DIRECTIONS FOR THIS TASK =
Return each line containing the string "会员管理".

RECORDS =
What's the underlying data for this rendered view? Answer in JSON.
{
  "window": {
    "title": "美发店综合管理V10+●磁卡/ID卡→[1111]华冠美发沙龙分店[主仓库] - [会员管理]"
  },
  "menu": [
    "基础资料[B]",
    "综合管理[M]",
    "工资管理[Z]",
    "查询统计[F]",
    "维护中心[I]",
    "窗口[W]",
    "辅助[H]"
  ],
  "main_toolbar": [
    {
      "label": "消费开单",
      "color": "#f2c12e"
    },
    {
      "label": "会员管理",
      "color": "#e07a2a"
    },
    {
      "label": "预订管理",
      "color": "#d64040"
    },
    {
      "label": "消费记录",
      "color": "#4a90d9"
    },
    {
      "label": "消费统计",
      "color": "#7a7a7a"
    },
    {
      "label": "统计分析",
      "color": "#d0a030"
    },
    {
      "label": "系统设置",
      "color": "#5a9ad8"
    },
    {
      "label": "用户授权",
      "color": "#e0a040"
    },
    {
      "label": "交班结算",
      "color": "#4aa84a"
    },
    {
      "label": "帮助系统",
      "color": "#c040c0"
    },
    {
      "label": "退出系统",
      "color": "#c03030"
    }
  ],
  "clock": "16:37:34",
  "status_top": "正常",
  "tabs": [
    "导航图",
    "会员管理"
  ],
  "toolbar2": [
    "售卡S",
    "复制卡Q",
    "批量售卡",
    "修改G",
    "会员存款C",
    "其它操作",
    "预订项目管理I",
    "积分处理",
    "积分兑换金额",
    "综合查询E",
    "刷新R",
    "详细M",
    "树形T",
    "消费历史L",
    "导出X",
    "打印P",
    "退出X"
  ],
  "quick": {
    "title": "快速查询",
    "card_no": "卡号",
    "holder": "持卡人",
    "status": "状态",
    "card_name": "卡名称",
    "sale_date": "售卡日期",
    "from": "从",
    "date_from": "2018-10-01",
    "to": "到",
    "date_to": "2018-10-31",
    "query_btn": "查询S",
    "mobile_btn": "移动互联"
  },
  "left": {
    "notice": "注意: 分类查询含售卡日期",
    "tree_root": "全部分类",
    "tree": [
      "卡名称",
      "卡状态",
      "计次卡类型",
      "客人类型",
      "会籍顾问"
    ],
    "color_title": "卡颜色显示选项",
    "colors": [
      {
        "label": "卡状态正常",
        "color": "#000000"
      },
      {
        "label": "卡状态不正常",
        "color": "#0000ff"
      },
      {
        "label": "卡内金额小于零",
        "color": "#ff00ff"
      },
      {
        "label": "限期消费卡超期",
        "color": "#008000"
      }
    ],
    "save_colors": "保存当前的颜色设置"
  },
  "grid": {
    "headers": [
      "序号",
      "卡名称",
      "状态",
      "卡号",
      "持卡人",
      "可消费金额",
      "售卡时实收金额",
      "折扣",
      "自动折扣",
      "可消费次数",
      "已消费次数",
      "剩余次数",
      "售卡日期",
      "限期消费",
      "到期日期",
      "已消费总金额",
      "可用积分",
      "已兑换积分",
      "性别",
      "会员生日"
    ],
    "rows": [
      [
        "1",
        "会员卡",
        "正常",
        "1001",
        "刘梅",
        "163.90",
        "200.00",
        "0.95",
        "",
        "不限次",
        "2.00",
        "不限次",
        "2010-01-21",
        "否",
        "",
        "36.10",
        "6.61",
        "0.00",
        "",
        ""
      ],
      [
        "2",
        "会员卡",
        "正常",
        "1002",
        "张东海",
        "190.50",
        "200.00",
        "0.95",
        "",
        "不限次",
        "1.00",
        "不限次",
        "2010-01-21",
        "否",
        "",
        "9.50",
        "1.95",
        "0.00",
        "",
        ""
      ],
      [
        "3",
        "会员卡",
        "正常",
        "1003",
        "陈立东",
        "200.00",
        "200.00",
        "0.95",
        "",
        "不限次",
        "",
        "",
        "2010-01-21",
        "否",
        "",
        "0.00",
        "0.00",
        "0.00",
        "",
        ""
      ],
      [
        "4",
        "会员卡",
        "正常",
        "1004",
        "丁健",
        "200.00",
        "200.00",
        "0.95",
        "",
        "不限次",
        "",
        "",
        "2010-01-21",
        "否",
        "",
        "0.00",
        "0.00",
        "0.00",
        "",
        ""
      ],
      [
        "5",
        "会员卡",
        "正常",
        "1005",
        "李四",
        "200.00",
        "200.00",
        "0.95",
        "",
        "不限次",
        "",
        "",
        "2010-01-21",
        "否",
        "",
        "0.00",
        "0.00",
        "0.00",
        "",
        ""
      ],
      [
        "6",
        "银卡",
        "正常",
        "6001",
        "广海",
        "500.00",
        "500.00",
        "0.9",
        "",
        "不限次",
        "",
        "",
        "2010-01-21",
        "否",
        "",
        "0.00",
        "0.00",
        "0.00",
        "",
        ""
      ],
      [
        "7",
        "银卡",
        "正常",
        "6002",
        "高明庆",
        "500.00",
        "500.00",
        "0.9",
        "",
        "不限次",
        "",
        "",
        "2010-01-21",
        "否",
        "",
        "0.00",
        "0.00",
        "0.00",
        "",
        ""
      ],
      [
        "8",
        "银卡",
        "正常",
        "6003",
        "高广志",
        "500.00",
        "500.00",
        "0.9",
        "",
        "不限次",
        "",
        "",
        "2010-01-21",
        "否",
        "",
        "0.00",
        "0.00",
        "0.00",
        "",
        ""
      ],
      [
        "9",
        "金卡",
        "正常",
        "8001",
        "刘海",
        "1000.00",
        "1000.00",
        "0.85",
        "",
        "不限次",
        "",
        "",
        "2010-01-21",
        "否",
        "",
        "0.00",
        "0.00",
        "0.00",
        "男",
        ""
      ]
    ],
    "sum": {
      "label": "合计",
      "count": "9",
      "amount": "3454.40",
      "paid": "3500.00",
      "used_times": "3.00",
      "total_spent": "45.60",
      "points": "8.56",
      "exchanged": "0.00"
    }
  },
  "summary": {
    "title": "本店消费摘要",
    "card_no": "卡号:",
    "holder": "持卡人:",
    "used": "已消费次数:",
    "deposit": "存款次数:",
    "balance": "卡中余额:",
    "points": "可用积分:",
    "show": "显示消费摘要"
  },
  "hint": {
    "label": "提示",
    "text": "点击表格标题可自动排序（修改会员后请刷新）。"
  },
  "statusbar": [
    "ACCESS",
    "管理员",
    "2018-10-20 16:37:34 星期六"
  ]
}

THE ANSWER =
    "title": "美发店综合管理V10+●磁卡/ID卡→[1111]华冠美发沙龙分店[主仓库] - [会员管理]"
      "label": "会员管理",
    "会员管理"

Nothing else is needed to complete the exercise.